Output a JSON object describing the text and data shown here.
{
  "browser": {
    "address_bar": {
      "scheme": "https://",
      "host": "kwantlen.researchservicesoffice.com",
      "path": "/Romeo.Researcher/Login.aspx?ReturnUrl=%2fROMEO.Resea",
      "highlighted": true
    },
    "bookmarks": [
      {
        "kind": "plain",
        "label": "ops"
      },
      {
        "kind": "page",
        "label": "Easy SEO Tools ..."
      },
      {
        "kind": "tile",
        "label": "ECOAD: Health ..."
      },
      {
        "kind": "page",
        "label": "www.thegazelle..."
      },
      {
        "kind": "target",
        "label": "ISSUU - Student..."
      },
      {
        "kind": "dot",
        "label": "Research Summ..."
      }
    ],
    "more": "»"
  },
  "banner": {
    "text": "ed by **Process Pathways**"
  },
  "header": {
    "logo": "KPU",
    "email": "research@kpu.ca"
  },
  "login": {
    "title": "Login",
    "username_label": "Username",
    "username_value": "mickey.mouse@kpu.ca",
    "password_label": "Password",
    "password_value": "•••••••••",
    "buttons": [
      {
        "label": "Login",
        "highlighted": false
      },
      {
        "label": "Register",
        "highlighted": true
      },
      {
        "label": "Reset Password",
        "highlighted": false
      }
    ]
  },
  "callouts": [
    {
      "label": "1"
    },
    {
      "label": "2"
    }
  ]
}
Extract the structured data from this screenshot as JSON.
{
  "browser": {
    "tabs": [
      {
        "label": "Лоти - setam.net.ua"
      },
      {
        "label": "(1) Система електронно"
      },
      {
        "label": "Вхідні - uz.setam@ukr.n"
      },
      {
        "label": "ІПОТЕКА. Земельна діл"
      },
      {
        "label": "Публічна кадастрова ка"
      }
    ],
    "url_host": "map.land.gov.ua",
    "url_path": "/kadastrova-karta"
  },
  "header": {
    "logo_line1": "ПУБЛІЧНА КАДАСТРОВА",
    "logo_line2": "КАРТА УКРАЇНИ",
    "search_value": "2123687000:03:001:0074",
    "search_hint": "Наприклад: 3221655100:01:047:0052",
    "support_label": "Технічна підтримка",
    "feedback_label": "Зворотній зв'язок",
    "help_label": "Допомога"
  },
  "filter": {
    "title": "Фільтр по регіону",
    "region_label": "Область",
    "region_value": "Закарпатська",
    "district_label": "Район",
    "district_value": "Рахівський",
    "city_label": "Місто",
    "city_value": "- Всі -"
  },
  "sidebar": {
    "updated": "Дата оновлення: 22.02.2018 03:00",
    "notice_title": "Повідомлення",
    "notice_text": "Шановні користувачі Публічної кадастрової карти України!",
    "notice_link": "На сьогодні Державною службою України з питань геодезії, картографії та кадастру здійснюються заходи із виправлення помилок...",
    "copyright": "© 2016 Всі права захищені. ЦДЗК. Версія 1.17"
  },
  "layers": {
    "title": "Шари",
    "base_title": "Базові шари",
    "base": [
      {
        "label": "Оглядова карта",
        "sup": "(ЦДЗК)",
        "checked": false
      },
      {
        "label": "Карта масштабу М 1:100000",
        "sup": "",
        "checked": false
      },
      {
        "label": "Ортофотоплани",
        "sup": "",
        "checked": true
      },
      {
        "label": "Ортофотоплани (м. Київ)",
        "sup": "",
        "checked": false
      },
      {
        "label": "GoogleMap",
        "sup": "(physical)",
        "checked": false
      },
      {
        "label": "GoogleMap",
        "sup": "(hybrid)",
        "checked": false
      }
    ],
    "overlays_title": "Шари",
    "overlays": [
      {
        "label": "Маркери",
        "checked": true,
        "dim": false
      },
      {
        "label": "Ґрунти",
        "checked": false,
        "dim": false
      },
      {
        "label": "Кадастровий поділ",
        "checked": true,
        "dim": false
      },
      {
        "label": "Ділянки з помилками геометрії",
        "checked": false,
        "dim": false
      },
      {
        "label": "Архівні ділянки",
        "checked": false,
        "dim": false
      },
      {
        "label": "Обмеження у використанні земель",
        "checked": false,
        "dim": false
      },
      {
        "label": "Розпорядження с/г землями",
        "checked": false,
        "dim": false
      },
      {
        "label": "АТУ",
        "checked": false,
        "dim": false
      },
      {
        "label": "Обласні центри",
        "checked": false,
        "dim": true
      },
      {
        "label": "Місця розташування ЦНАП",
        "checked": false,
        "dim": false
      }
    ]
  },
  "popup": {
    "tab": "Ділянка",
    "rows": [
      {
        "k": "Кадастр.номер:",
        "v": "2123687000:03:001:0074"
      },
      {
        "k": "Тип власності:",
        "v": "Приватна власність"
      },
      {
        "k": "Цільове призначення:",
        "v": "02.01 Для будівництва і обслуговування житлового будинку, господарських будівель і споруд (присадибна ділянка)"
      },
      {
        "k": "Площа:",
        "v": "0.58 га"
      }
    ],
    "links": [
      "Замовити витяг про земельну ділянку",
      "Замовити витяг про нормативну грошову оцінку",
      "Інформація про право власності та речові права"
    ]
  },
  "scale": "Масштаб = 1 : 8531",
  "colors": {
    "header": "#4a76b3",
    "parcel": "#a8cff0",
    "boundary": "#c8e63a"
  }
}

---

AIM OF THE TASK:
Each line that has the word "setam" should be copied.

THE RESULT:
        "label": "Лоти - setam.net.ua"
        "label": "Вхідні - uz.setam@ukr.n"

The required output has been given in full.